------ Exercise data ------

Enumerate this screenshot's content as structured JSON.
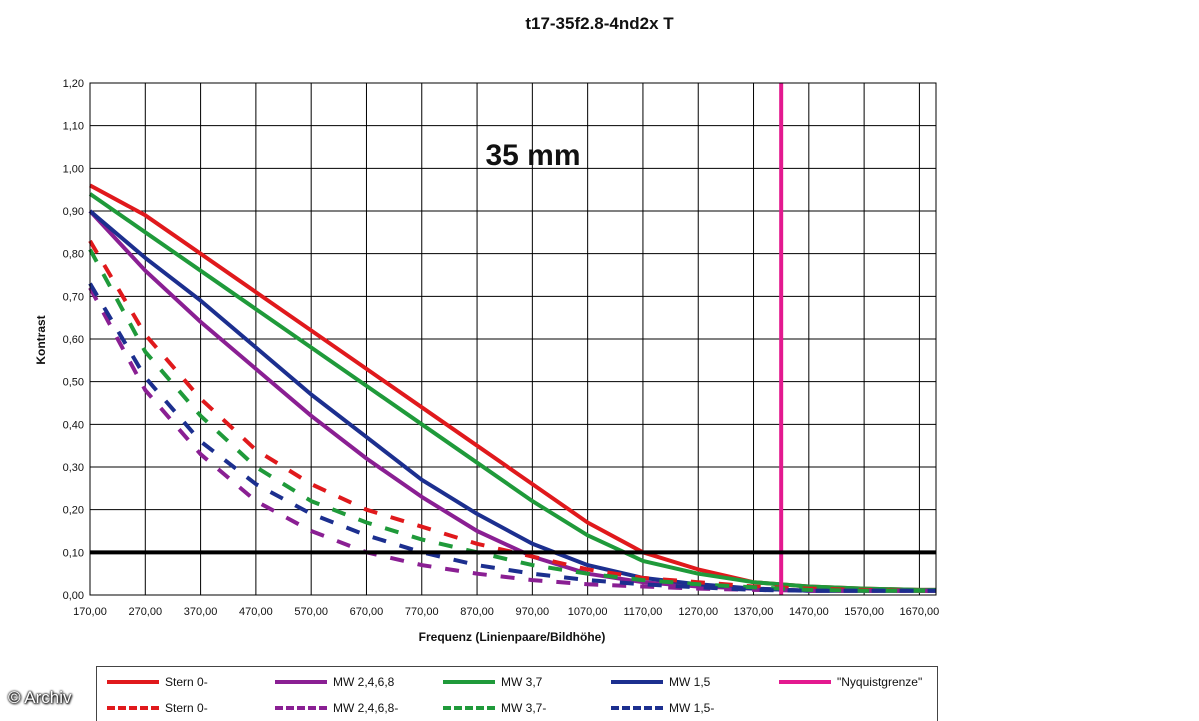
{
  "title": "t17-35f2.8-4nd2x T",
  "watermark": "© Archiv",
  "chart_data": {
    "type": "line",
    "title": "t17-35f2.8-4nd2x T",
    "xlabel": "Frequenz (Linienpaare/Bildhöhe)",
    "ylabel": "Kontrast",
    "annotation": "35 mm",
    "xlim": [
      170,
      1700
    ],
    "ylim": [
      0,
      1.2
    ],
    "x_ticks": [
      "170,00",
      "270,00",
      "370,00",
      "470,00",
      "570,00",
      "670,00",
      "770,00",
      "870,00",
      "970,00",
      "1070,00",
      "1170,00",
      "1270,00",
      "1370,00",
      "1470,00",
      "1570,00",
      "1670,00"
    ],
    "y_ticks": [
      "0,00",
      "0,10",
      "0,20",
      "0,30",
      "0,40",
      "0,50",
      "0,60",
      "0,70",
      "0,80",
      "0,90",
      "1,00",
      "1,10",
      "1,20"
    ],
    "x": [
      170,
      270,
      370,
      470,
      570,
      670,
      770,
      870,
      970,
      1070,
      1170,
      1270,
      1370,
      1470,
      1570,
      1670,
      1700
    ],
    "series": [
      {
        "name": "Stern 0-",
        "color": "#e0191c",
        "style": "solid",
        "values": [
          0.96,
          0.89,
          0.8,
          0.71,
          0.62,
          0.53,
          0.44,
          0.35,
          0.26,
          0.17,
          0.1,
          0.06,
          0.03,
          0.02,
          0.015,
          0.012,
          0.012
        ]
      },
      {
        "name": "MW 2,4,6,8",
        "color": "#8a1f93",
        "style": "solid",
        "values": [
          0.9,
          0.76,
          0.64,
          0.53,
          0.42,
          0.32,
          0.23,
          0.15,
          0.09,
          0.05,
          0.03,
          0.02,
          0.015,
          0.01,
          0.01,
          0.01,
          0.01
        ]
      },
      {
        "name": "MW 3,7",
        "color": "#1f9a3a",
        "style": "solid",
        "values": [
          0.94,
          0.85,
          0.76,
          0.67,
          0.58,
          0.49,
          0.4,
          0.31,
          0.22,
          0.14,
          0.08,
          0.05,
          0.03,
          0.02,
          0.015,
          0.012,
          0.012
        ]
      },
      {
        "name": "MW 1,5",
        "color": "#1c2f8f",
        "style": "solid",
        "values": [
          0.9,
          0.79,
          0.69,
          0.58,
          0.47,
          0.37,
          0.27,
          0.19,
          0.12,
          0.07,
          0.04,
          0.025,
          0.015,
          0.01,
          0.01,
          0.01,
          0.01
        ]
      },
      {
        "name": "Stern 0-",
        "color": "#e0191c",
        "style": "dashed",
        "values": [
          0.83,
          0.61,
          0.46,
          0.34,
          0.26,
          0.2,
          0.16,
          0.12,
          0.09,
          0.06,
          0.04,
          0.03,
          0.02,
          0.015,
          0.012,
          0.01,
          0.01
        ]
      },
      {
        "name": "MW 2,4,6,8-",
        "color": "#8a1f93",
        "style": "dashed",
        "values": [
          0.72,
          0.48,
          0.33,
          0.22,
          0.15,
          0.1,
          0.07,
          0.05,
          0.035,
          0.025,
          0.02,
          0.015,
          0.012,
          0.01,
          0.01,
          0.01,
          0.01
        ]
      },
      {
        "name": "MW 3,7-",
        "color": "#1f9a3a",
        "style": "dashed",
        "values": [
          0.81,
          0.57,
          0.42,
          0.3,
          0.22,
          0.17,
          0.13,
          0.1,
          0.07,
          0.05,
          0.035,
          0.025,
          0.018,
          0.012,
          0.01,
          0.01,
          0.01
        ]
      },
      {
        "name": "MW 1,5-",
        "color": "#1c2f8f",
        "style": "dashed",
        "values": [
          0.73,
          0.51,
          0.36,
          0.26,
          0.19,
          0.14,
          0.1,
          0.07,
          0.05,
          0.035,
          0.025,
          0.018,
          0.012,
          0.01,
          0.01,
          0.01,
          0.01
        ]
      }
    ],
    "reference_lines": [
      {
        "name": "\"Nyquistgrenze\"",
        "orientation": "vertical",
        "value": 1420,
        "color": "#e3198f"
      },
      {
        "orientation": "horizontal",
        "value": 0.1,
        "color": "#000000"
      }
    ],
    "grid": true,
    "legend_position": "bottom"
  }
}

------

» **Exercise directions**:
Output all of the entries verbatim, leaving out any images.

» **Solution**:
Enumerate this screenshot's content as structured JSON.
{
  "title": "t17-35f2.8-4nd2x T",
  "watermark": "© Archiv",
  "chart_data": {
    "type": "line",
    "title": "t17-35f2.8-4nd2x T",
    "xlabel": "Frequenz (Linienpaare/Bildhöhe)",
    "ylabel": "Kontrast",
    "annotation": "35 mm",
    "xlim": [
      170,
      1700
    ],
    "ylim": [
      0,
      1.2
    ],
    "x_ticks": [
      "170,00",
      "270,00",
      "370,00",
      "470,00",
      "570,00",
      "670,00",
      "770,00",
      "870,00",
      "970,00",
      "1070,00",
      "1170,00",
      "1270,00",
      "1370,00",
      "1470,00",
      "1570,00",
      "1670,00"
    ],
    "y_ticks": [
      "0,00",
      "0,10",
      "0,20",
      "0,30",
      "0,40",
      "0,50",
      "0,60",
      "0,70",
      "0,80",
      "0,90",
      "1,00",
      "1,10",
      "1,20"
    ],
    "x": [
      170,
      270,
      370,
      470,
      570,
      670,
      770,
      870,
      970,
      1070,
      1170,
      1270,
      1370,
      1470,
      1570,
      1670,
      1700
    ],
    "series": [
      {
        "name": "Stern 0-",
        "color": "#e0191c",
        "style": "solid",
        "values": [
          0.96,
          0.89,
          0.8,
          0.71,
          0.62,
          0.53,
          0.44,
          0.35,
          0.26,
          0.17,
          0.1,
          0.06,
          0.03,
          0.02,
          0.015,
          0.012,
          0.012
        ]
      },
      {
        "name": "MW 2,4,6,8",
        "color": "#8a1f93",
        "style": "solid",
        "values": [
          0.9,
          0.76,
          0.64,
          0.53,
          0.42,
          0.32,
          0.23,
          0.15,
          0.09,
          0.05,
          0.03,
          0.02,
          0.015,
          0.01,
          0.01,
          0.01,
          0.01
        ]
      },
      {
        "name": "MW 3,7",
        "color": "#1f9a3a",
        "style": "solid",
        "values": [
          0.94,
          0.85,
          0.76,
          0.67,
          0.58,
          0.49,
          0.4,
          0.31,
          0.22,
          0.14,
          0.08,
          0.05,
          0.03,
          0.02,
          0.015,
          0.012,
          0.012
        ]
      },
      {
        "name": "MW 1,5",
        "color": "#1c2f8f",
        "style": "solid",
        "values": [
          0.9,
          0.79,
          0.69,
          0.58,
          0.47,
          0.37,
          0.27,
          0.19,
          0.12,
          0.07,
          0.04,
          0.025,
          0.015,
          0.01,
          0.01,
          0.01,
          0.01
        ]
      },
      {
        "name": "Stern 0-",
        "color": "#e0191c",
        "style": "dashed",
        "values": [
          0.83,
          0.61,
          0.46,
          0.34,
          0.26,
          0.2,
          0.16,
          0.12,
          0.09,
          0.06,
          0.04,
          0.03,
          0.02,
          0.015,
          0.012,
          0.01,
          0.01
        ]
      },
      {
        "name": "MW 2,4,6,8-",
        "color": "#8a1f93",
        "style": "dashed",
        "values": [
          0.72,
          0.48,
          0.33,
          0.22,
          0.15,
          0.1,
          0.07,
          0.05,
          0.035,
          0.025,
          0.02,
          0.015,
          0.012,
          0.01,
          0.01,
          0.01,
          0.01
        ]
      },
      {
        "name": "MW 3,7-",
        "color": "#1f9a3a",
        "style": "dashed",
        "values": [
          0.81,
          0.57,
          0.42,
          0.3,
          0.22,
          0.17,
          0.13,
          0.1,
          0.07,
          0.05,
          0.035,
          0.025,
          0.018,
          0.012,
          0.01,
          0.01,
          0.01
        ]
      },
      {
        "name": "MW 1,5-",
        "color": "#1c2f8f",
        "style": "dashed",
        "values": [
          0.73,
          0.51,
          0.36,
          0.26,
          0.19,
          0.14,
          0.1,
          0.07,
          0.05,
          0.035,
          0.025,
          0.018,
          0.012,
          0.01,
          0.01,
          0.01,
          0.01
        ]
      }
    ],
    "reference_lines": [
      {
        "name": "\"Nyquistgrenze\"",
        "orientation": "vertical",
        "value": 1420,
        "color": "#e3198f"
      },
      {
        "orientation": "horizontal",
        "value": 0.1,
        "color": "#000000"
      }
    ],
    "grid": true,
    "legend_position": "bottom"
  }
}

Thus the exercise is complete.